Most of the time, however, there was little difference between the two.
McConachie's career was meant to happen. I
don't believe in fate or destiny, or even dumb luck, but some things in
history just work out better one way than the immediate alternative. In
the development of Canadian Pacific Airlines and the success of
deHavilland of Canada, and the progress of bush flying in general,
McConachie played the key role. Anyone that knows the history of all the
above will cringe when they read this proclamation, but if not for
McConachie we as bush pilots would have been worse off.
You would never have guessed by giving a
critical reading of McConachie's biography. His story is a frustrating
case history of how incompetence and failure can lead to one success after
another. To most pilots crashing a plane would mean a loss of job or
livelihood, but to Grant it meant insurance money or new opportunities. To
most airline owners running a route with no passengers meant poor
business, but to Grant it meant future prospects by opening new territory.

DATA EXTRACT =
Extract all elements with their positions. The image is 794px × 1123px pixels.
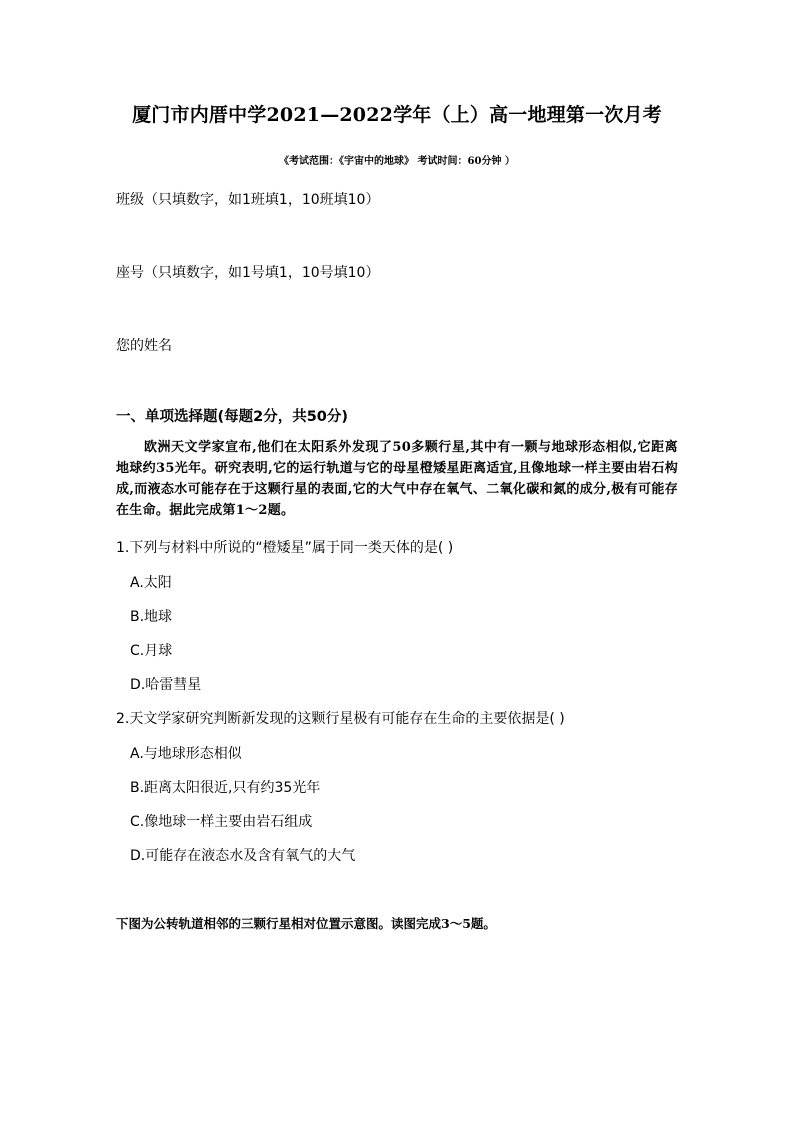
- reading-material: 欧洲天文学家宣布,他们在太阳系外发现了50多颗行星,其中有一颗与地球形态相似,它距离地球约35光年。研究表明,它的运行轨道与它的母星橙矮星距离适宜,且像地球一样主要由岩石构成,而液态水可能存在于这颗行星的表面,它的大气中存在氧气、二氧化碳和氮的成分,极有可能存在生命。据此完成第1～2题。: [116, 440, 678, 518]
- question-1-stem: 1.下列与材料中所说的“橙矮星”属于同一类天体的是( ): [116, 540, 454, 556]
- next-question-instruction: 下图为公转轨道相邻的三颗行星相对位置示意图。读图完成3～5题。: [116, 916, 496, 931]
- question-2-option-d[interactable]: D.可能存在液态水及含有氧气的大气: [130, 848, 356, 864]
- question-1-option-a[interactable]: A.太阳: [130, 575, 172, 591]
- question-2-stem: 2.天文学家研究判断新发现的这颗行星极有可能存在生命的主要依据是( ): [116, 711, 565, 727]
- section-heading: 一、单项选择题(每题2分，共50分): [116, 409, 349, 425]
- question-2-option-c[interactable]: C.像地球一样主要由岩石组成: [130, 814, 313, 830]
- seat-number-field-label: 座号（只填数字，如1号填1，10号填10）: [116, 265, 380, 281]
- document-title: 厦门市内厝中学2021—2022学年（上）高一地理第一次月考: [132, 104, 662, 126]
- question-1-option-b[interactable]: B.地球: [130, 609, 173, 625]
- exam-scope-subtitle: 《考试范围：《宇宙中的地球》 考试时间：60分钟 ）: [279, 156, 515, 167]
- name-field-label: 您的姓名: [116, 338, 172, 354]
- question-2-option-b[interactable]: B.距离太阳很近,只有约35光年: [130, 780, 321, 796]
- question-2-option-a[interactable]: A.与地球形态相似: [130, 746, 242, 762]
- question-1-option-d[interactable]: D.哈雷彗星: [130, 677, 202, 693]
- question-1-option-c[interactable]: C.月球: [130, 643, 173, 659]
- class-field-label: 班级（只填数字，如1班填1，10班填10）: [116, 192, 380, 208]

PROBLEM 1 = Condense the paragraph in the passage on McConachie that begins "You would never have guessed" into a shorter version that keeps its main facts.
PROBLEM 2 = In the passage on McConachie, swap "fate" for "providence" and write out the text starting at "Most of the" and ending at "been worse off.".
PROBLEM 3 = According to the passage on McConachie, in which areas did McConachie play the key role? List every one.
Answer from the passage on McConachie alone.

ANSWER 1 = A critical reading of McConachie's biography would not suggest his importance; it is a frustrating account of incompetence and failure leading to repeated success. A crash that would cost most pilots their job or livelihood brought Grant insurance money or new opportunities. A route with no passengers, poor business to most airline owners, meant future prospects to him by opening new territory.

ANSWER 2 =
Most of the time, however, there was little difference between the two.
McConachie's career was meant to happen. I
don't believe in providence or destiny, or even dumb luck, but some things in
history just work out better one way than the immediate alternative. In
the development of Canadian Pacific Airlines and the success of
deHavilland of Canada, and the progress of bush flying in general,
McConachie played the key role. Anyone that knows the history of all the
above will cringe when they read this proclamation, but if not for
McConachie we as bush pilots would have been worse off.

ANSWER 3 =
- The development of Canadian Pacific Airlines
- The success of deHavilland of Canada
- The progress of bush flying in general